WHAT THE EXERCISE ASKS: Look through the records that follow. Copy every line containing the word "should".

== PROVIDED RECORDS ==

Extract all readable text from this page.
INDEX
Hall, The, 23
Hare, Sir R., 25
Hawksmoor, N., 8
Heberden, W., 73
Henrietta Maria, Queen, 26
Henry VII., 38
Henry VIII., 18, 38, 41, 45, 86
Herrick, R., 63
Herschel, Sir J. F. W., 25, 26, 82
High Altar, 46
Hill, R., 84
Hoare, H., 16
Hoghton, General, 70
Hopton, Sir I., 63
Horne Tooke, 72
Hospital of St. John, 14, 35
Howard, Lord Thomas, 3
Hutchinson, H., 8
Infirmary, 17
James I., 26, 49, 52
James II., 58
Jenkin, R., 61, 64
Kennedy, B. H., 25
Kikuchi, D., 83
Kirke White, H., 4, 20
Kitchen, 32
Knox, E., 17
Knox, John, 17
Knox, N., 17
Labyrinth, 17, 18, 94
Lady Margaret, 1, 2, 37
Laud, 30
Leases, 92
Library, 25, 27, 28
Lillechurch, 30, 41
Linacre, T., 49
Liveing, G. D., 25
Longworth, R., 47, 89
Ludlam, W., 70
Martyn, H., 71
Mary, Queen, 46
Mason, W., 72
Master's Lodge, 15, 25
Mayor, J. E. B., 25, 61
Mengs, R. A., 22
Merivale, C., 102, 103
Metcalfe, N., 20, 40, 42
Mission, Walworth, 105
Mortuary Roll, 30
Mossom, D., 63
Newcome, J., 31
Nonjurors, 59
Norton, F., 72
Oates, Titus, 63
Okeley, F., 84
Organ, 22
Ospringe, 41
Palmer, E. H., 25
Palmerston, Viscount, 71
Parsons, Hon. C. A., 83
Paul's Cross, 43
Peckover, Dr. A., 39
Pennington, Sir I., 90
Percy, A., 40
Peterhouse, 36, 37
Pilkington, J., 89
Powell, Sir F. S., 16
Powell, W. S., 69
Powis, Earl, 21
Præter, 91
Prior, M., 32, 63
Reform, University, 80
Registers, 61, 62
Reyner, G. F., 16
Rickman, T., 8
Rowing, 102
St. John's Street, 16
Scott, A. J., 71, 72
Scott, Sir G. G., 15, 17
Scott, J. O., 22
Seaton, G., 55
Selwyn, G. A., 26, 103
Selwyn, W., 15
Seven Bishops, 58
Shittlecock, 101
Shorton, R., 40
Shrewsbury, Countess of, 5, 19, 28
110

===
== PROVIDED RECORDS ==

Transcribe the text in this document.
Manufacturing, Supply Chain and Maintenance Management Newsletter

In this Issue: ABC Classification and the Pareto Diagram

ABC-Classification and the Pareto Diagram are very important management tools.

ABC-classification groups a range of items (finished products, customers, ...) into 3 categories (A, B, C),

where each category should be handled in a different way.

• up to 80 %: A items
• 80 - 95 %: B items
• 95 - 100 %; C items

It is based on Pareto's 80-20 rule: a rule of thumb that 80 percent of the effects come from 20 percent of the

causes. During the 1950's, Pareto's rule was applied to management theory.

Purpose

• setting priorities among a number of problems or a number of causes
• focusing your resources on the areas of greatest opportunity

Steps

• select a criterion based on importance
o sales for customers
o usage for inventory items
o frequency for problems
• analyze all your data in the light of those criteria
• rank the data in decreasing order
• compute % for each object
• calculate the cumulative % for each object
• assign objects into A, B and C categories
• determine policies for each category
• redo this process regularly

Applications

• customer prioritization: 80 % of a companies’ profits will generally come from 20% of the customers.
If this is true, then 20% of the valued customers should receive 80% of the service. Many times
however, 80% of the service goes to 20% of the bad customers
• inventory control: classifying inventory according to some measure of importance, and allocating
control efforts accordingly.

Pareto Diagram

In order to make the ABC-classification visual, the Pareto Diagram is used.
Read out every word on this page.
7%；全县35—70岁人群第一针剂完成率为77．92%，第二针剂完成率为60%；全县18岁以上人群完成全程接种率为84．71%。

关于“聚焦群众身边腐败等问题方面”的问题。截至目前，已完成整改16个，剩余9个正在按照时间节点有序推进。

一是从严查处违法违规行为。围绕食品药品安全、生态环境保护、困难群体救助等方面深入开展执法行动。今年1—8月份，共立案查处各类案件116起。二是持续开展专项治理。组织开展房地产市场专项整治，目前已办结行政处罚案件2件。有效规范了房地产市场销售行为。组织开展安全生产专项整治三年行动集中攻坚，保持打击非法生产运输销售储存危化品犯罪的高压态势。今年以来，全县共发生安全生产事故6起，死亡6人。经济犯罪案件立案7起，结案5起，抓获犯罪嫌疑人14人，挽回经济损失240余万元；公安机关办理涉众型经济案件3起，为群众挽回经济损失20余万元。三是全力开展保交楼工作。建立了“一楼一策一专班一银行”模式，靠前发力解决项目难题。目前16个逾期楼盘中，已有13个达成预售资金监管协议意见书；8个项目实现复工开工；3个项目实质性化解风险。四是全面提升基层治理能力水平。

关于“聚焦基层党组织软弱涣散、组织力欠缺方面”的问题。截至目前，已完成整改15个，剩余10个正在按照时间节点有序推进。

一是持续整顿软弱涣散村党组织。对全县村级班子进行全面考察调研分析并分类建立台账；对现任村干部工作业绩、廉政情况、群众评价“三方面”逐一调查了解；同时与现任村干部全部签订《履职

===

EXERCISE OUTPUT:
where each category should be handled in a different way.
If this is true, then 20% of the valued customers should receive 80% of the service. Many times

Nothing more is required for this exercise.